**Figure contents as structured data:**

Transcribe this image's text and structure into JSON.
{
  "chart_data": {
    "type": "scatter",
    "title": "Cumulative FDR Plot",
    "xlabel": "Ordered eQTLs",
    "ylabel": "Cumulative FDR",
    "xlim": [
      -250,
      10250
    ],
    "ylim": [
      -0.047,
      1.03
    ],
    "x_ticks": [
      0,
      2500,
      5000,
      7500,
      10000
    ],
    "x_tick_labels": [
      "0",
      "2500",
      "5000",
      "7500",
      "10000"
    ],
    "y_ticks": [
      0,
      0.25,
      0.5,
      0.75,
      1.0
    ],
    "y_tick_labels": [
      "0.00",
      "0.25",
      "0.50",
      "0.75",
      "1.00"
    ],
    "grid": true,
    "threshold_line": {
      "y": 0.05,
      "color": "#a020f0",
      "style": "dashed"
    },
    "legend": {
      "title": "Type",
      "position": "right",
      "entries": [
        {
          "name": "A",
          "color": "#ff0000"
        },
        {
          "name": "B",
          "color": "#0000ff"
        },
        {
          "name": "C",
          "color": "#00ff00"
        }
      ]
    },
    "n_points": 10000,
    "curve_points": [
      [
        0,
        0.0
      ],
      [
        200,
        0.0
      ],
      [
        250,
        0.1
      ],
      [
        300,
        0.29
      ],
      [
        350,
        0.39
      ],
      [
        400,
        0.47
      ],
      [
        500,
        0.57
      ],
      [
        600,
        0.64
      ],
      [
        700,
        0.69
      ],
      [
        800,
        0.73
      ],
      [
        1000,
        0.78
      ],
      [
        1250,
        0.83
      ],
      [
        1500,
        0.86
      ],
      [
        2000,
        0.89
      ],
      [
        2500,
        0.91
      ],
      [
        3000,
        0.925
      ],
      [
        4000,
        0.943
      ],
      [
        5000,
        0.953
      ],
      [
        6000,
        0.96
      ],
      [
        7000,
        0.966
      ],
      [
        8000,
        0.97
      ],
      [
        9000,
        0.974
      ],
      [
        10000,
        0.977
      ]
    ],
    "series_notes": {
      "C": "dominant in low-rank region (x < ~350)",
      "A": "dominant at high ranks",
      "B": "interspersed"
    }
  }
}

**Given task:** Every line that holds the string "color" should be returned.

**Output for this task:**
      "color": "#a020f0",
          "color": "#ff0000"
          "color": "#0000ff"
          "color": "#00ff00"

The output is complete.